— begin —

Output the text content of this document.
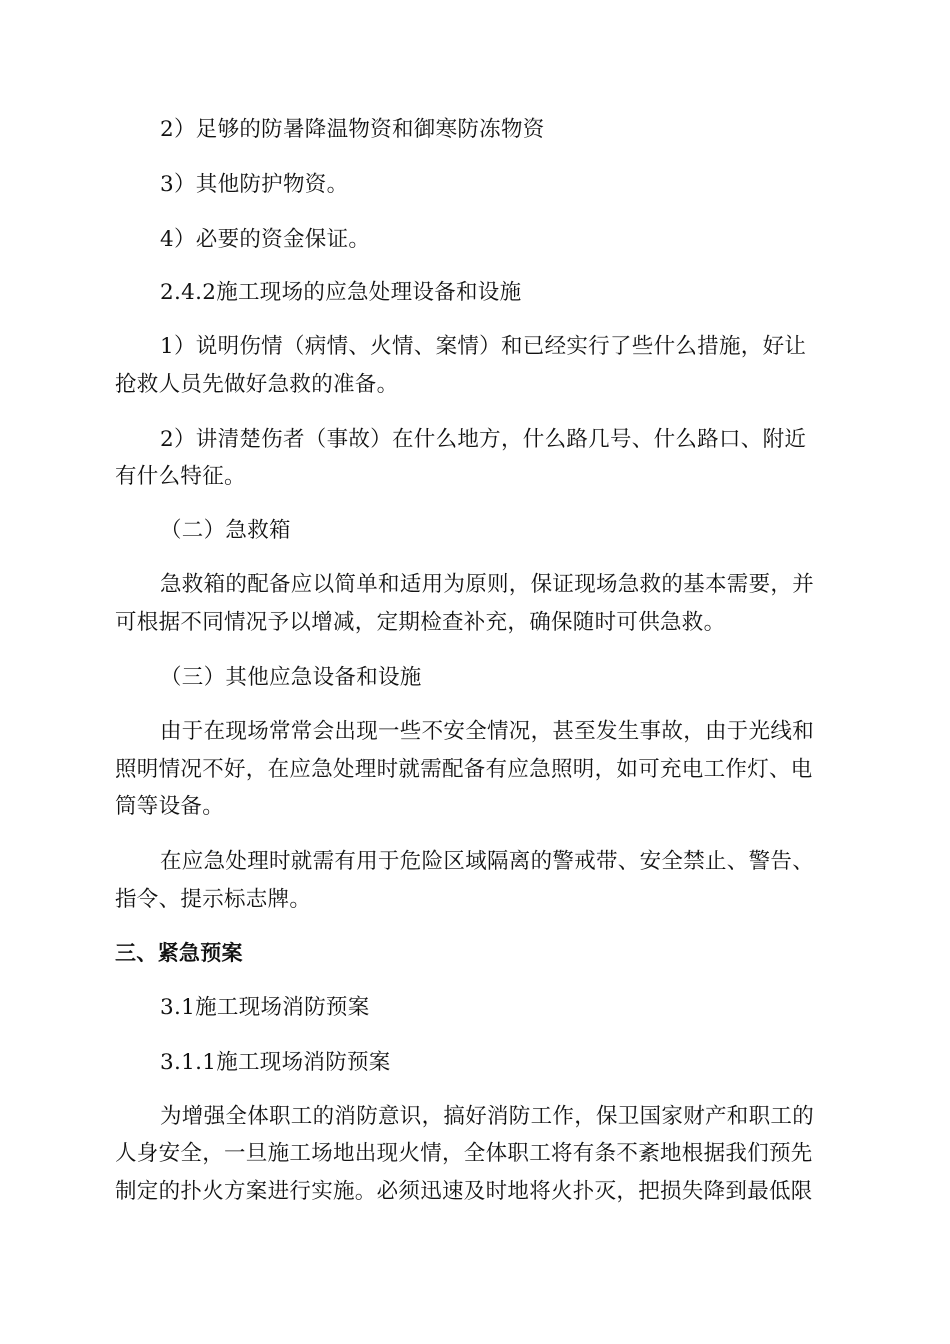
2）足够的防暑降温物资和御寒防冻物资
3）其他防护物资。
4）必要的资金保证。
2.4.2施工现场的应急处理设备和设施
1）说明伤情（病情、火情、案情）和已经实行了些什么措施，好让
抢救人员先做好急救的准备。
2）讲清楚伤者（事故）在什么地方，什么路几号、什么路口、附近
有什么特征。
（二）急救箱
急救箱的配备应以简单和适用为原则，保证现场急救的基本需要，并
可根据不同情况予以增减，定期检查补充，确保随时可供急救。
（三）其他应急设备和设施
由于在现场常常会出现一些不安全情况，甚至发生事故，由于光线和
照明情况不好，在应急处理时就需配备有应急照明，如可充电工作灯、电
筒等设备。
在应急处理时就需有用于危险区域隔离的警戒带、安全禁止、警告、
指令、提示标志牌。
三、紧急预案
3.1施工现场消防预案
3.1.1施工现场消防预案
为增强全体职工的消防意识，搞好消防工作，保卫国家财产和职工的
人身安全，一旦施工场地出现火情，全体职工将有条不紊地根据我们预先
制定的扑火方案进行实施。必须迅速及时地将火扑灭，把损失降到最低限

— end —
— begin —

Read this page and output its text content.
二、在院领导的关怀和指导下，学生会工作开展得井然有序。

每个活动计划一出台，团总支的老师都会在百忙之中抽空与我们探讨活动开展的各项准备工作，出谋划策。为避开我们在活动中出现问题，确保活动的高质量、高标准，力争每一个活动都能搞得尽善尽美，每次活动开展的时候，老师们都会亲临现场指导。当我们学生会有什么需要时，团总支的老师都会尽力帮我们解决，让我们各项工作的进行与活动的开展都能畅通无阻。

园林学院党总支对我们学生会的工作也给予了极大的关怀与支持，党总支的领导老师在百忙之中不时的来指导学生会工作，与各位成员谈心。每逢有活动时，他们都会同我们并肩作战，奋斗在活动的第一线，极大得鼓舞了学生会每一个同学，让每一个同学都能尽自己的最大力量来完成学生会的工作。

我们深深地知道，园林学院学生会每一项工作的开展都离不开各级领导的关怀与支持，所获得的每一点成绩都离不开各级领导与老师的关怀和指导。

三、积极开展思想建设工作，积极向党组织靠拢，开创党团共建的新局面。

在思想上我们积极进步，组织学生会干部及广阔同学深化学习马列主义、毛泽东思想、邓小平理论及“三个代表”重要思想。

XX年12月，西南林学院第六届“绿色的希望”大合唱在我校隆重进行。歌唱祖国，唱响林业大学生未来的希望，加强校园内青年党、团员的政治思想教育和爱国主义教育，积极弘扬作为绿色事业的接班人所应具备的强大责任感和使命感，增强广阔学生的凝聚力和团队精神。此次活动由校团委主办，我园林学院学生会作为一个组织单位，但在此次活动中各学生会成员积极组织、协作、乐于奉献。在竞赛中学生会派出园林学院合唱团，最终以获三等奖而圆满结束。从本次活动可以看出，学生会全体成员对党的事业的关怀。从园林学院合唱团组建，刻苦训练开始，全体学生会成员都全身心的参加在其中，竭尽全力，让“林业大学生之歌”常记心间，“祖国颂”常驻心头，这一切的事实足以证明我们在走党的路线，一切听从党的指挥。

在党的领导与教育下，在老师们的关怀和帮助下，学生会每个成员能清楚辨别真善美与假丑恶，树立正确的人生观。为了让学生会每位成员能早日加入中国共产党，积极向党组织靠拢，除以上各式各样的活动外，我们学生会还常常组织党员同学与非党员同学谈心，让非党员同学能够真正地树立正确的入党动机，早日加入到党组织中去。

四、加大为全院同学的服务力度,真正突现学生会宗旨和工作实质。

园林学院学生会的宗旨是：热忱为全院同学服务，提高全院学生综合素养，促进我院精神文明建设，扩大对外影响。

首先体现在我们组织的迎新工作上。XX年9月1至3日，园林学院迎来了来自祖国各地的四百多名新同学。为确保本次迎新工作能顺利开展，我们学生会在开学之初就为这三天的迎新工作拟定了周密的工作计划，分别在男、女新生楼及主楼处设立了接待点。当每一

— end —
— begin —

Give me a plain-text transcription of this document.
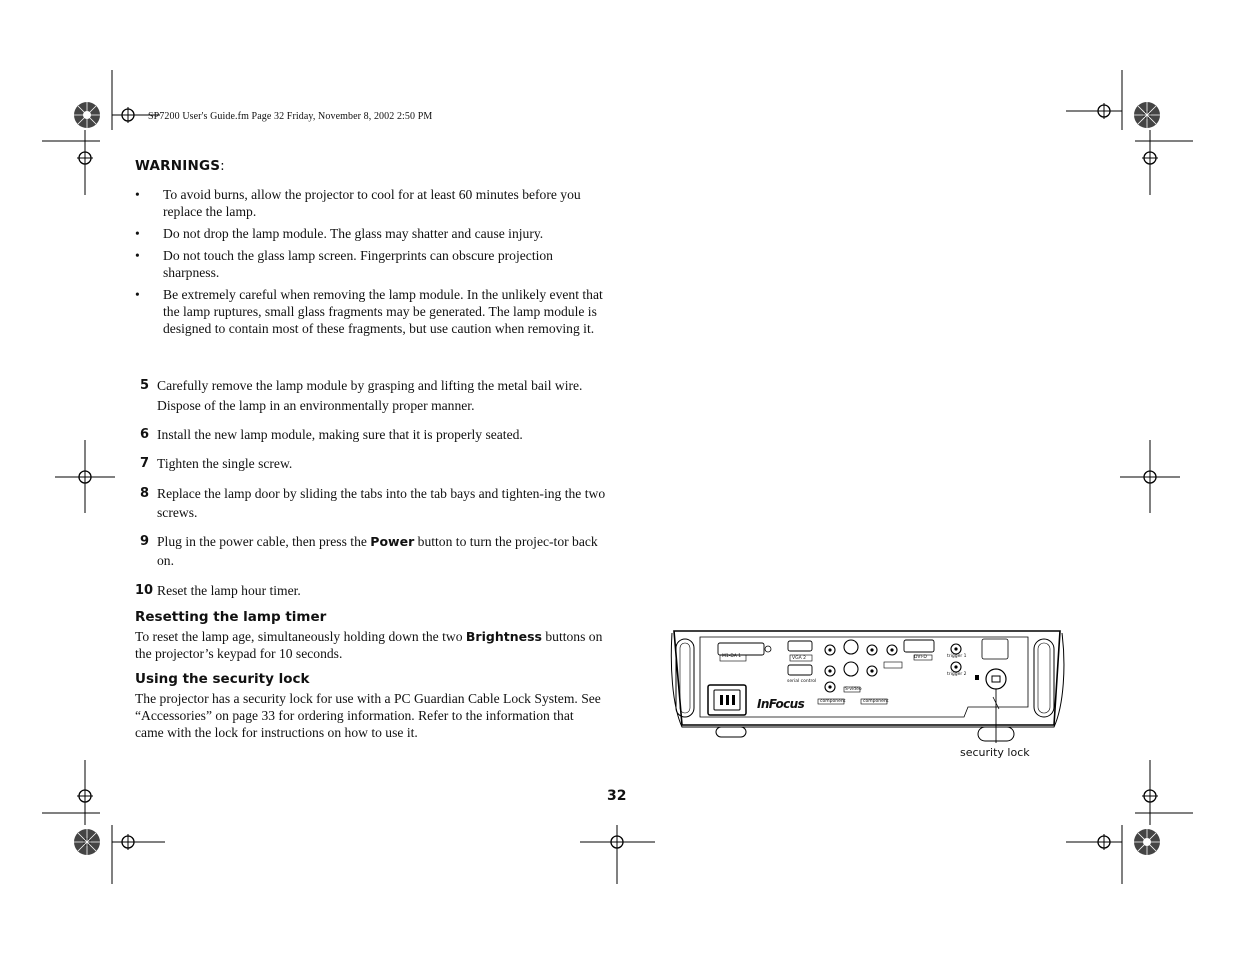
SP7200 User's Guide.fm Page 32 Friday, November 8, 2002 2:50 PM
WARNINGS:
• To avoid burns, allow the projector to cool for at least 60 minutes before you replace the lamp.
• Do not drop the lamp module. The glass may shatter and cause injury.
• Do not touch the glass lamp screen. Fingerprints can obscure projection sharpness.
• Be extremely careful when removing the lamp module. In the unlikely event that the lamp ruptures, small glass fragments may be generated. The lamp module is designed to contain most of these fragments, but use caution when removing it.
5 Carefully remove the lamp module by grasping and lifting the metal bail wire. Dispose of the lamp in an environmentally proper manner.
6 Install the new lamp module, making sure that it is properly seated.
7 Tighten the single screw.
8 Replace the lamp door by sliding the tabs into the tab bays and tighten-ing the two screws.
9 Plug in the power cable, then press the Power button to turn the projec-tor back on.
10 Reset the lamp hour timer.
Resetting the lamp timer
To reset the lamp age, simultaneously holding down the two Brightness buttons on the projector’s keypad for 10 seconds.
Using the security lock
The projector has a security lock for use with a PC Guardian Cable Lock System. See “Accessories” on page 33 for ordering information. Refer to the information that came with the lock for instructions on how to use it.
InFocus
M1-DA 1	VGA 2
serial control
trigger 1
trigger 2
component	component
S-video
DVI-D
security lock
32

— end —

▸ Goal of the exercise
Search the lines for the word "lamp" and report how many contain it, by number only.

▸ Solution to this problem
10